- _Dataset_
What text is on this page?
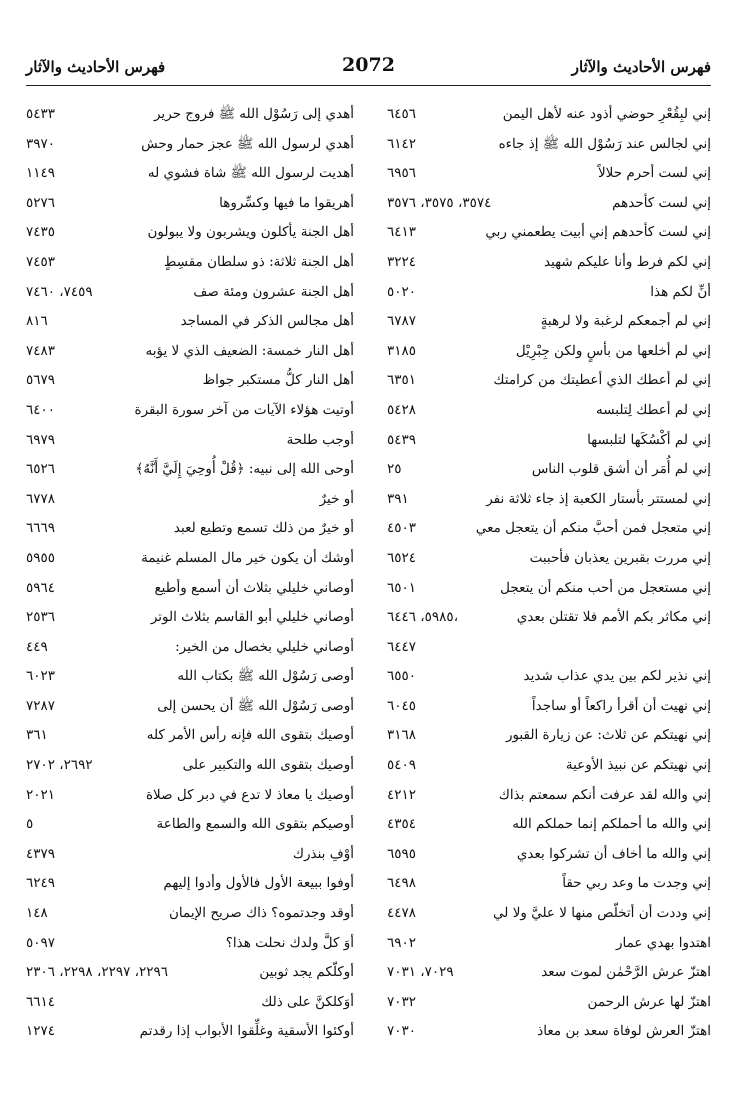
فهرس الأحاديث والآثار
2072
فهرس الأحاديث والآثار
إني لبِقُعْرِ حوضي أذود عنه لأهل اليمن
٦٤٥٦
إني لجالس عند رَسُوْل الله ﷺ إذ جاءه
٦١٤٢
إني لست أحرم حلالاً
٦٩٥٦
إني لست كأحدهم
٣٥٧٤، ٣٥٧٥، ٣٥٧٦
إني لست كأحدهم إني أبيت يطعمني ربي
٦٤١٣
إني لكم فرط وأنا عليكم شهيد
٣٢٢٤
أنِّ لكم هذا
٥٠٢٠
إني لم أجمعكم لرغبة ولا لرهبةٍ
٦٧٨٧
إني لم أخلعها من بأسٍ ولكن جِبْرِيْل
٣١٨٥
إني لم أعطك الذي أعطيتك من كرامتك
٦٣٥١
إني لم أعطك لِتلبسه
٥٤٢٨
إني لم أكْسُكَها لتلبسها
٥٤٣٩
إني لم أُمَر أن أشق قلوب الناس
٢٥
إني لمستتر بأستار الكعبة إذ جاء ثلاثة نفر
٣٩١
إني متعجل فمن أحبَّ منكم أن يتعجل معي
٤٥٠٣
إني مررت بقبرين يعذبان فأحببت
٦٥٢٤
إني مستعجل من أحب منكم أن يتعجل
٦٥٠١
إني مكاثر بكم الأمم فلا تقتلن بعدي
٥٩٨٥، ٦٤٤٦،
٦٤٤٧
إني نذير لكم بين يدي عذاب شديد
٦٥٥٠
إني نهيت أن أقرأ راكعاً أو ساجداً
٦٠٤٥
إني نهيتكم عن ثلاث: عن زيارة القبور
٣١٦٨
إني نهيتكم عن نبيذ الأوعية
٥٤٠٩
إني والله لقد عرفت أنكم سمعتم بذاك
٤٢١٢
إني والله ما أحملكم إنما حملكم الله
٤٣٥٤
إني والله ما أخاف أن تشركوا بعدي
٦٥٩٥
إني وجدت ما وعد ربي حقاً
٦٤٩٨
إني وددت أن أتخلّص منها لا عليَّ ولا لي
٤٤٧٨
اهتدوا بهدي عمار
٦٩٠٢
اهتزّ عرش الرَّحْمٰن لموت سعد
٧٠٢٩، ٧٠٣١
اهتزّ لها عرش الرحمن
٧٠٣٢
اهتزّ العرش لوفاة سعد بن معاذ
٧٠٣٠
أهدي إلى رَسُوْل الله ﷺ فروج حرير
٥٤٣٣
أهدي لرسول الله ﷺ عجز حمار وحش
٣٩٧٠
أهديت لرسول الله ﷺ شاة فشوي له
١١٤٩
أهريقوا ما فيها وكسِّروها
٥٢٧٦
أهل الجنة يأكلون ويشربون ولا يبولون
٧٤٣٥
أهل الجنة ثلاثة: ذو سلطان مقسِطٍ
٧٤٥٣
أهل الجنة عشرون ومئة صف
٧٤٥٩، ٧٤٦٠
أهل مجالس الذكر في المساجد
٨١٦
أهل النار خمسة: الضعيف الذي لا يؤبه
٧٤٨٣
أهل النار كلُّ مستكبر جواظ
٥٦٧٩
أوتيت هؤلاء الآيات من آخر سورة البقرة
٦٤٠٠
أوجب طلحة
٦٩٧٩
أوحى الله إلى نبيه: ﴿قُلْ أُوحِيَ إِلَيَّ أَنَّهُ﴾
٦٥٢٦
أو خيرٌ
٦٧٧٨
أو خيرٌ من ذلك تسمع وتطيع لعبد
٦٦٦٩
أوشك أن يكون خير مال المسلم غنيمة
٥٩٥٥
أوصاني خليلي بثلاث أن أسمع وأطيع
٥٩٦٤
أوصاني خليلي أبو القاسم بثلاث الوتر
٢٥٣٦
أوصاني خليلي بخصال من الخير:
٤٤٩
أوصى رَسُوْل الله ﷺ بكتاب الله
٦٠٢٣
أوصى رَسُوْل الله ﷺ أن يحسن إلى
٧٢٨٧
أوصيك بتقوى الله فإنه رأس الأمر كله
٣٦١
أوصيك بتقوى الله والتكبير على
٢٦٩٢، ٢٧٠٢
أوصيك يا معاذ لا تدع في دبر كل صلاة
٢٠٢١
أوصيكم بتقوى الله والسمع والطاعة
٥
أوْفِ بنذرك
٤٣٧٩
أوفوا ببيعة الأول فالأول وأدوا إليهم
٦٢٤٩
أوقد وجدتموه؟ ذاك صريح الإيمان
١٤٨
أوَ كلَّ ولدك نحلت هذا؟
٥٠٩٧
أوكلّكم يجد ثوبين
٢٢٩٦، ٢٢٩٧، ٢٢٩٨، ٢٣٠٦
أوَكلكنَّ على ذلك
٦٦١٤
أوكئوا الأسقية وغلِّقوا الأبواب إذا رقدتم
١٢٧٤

- _Set problem_
Transcribe each entry precisely as given, leaving the pictures out.

- _Solved exercise_
What text is on this page?
فهرس الأحاديث والآثار
2072
فهرس الأحاديث والآثار
إني لبِقُعْرِ حوضي أذود عنه لأهل اليمن
٦٤٥٦
إني لجالس عند رَسُوْل الله ﷺ إذ جاءه
٦١٤٢
إني لست أحرم حلالاً
٦٩٥٦
إني لست كأحدهم
٣٥٧٤، ٣٥٧٥، ٣٥٧٦
إني لست كأحدهم إني أبيت يطعمني ربي
٦٤١٣
إني لكم فرط وأنا عليكم شهيد
٣٢٢٤
أنِّ لكم هذا
٥٠٢٠
إني لم أجمعكم لرغبة ولا لرهبةٍ
٦٧٨٧
إني لم أخلعها من بأسٍ ولكن جِبْرِيْل
٣١٨٥
إني لم أعطك الذي أعطيتك من كرامتك
٦٣٥١
إني لم أعطك لِتلبسه
٥٤٢٨
إني لم أكْسُكَها لتلبسها
٥٤٣٩
إني لم أُمَر أن أشق قلوب الناس
٢٥
إني لمستتر بأستار الكعبة إذ جاء ثلاثة نفر
٣٩١
إني متعجل فمن أحبَّ منكم أن يتعجل معي
٤٥٠٣
إني مررت بقبرين يعذبان فأحببت
٦٥٢٤
إني مستعجل من أحب منكم أن يتعجل
٦٥٠١
إني مكاثر بكم الأمم فلا تقتلن بعدي
٥٩٨٥، ٦٤٤٦،
٦٤٤٧
إني نذير لكم بين يدي عذاب شديد
٦٥٥٠
إني نهيت أن أقرأ راكعاً أو ساجداً
٦٠٤٥
إني نهيتكم عن ثلاث: عن زيارة القبور
٣١٦٨
إني نهيتكم عن نبيذ الأوعية
٥٤٠٩
إني والله لقد عرفت أنكم سمعتم بذاك
٤٢١٢
إني والله ما أحملكم إنما حملكم الله
٤٣٥٤
إني والله ما أخاف أن تشركوا بعدي
٦٥٩٥
إني وجدت ما وعد ربي حقاً
٦٤٩٨
إني وددت أن أتخلّص منها لا عليَّ ولا لي
٤٤٧٨
اهتدوا بهدي عمار
٦٩٠٢
اهتزّ عرش الرَّحْمٰن لموت سعد
٧٠٢٩، ٧٠٣١
اهتزّ لها عرش الرحمن
٧٠٣٢
اهتزّ العرش لوفاة سعد بن معاذ
٧٠٣٠
أهدي إلى رَسُوْل الله ﷺ فروج حرير
٥٤٣٣
أهدي لرسول الله ﷺ عجز حمار وحش
٣٩٧٠
أهديت لرسول الله ﷺ شاة فشوي له
١١٤٩
أهريقوا ما فيها وكسِّروها
٥٢٧٦
أهل الجنة يأكلون ويشربون ولا يبولون
٧٤٣٥
أهل الجنة ثلاثة: ذو سلطان مقسِطٍ
٧٤٥٣
أهل الجنة عشرون ومئة صف
٧٤٥٩، ٧٤٦٠
أهل مجالس الذكر في المساجد
٨١٦
أهل النار خمسة: الضعيف الذي لا يؤبه
٧٤٨٣
أهل النار كلُّ مستكبر جواظ
٥٦٧٩
أوتيت هؤلاء الآيات من آخر سورة البقرة
٦٤٠٠
أوجب طلحة
٦٩٧٩
أوحى الله إلى نبيه: ﴿قُلْ أُوحِيَ إِلَيَّ أَنَّهُ﴾
٦٥٢٦
أو خيرٌ
٦٧٧٨
أو خيرٌ من ذلك تسمع وتطيع لعبد
٦٦٦٩
أوشك أن يكون خير مال المسلم غنيمة
٥٩٥٥
أوصاني خليلي بثلاث أن أسمع وأطيع
٥٩٦٤
أوصاني خليلي أبو القاسم بثلاث الوتر
٢٥٣٦
أوصاني خليلي بخصال من الخير:
٤٤٩
أوصى رَسُوْل الله ﷺ بكتاب الله
٦٠٢٣
أوصى رَسُوْل الله ﷺ أن يحسن إلى
٧٢٨٧
أوصيك بتقوى الله فإنه رأس الأمر كله
٣٦١
أوصيك بتقوى الله والتكبير على
٢٦٩٢، ٢٧٠٢
أوصيك يا معاذ لا تدع في دبر كل صلاة
٢٠٢١
أوصيكم بتقوى الله والسمع والطاعة
٥
أوْفِ بنذرك
٤٣٧٩
أوفوا ببيعة الأول فالأول وأدوا إليهم
٦٢٤٩
أوقد وجدتموه؟ ذاك صريح الإيمان
١٤٨
أوَ كلَّ ولدك نحلت هذا؟
٥٠٩٧
أوكلّكم يجد ثوبين
٢٢٩٦، ٢٢٩٧، ٢٢٩٨، ٢٣٠٦
أوَكلكنَّ على ذلك
٦٦١٤
أوكئوا الأسقية وغلِّقوا الأبواب إذا رقدتم
١٢٧٤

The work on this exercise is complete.